== Task details ==
Find the lines holding "page" and copy them.

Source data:

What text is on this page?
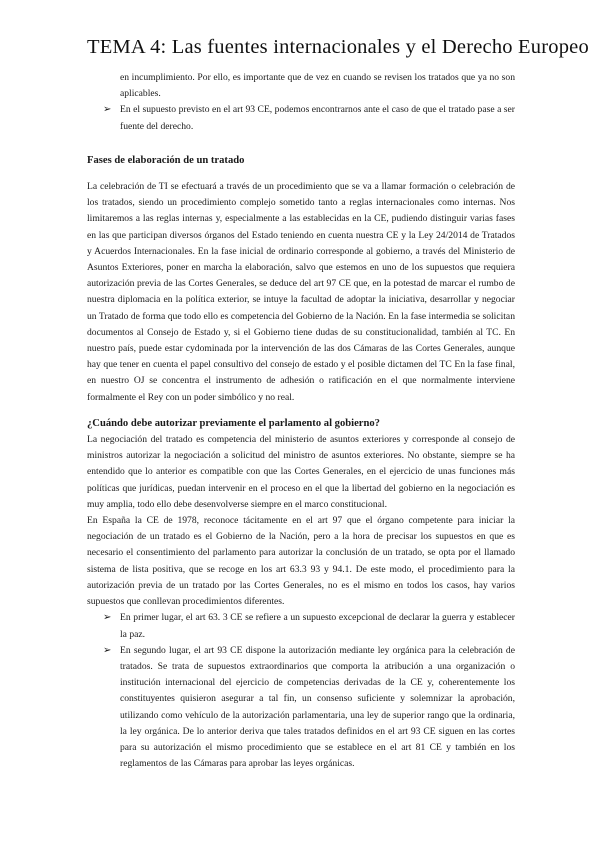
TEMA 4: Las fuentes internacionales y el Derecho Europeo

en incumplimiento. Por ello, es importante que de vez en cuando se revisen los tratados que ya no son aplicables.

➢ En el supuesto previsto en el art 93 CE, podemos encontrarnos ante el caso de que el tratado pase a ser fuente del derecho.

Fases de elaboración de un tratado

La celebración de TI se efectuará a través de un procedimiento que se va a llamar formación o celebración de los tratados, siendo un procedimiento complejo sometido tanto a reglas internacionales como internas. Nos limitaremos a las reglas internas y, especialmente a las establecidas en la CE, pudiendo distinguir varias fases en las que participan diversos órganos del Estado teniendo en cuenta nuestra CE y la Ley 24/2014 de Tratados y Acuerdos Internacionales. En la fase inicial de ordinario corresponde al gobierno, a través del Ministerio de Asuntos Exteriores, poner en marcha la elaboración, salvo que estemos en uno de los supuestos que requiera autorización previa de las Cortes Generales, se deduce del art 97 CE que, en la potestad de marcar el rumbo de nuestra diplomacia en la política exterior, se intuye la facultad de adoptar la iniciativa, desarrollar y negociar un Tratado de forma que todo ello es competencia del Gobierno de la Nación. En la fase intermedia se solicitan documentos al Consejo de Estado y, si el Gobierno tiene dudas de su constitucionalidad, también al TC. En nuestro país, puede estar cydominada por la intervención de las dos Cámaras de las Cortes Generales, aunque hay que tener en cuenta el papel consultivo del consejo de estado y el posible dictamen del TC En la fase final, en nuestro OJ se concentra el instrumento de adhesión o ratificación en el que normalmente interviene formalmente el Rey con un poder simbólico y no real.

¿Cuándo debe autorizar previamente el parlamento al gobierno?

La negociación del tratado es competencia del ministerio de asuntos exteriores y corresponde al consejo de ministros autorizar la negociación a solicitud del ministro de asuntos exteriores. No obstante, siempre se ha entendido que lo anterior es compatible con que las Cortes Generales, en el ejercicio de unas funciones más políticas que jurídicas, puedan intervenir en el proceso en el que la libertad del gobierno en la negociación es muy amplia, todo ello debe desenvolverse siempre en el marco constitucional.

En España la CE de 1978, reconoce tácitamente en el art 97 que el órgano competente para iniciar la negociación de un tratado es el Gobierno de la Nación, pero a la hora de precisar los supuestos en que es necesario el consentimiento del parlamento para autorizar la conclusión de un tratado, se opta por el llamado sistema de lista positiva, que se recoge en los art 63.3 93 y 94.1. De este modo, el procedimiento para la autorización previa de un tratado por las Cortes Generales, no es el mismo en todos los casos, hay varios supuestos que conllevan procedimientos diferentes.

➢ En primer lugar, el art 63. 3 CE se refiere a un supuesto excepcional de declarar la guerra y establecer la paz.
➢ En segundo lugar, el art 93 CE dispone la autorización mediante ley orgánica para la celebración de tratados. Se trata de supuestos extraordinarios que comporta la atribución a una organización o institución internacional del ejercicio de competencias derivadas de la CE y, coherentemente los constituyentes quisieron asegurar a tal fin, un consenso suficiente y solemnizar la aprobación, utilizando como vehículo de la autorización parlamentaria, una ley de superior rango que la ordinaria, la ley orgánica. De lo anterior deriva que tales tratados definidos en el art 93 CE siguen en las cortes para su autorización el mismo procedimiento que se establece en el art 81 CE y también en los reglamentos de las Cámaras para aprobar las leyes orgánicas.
* * *
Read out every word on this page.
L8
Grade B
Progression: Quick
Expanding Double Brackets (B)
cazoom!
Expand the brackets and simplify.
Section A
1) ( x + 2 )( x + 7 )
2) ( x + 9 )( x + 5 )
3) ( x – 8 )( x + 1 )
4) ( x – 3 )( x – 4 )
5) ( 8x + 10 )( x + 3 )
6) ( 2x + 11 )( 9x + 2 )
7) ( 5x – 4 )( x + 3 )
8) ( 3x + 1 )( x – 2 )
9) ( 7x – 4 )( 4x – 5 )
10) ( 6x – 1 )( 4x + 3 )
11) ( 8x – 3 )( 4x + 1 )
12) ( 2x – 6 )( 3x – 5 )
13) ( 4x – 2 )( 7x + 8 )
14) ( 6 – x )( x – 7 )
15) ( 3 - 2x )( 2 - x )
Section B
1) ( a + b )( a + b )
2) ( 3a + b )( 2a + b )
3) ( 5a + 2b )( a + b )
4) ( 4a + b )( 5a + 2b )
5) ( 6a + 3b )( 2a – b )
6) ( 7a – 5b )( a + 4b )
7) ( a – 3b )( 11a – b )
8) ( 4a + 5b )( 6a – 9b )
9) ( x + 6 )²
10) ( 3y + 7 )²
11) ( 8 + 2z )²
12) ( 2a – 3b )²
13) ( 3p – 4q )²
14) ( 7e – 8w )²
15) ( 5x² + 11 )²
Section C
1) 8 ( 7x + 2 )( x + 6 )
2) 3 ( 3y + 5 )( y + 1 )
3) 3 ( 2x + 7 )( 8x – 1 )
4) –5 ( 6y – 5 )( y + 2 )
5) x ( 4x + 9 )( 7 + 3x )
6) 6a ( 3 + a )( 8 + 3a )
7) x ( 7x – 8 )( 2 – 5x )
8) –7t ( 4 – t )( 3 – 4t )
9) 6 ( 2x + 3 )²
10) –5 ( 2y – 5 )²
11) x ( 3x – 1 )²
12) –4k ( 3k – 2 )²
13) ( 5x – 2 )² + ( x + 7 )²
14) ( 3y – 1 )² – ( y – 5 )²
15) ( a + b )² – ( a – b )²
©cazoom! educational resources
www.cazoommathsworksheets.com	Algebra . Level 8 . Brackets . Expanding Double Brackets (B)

== Exercise output ==
What text is on this page?
Read out every word on this page.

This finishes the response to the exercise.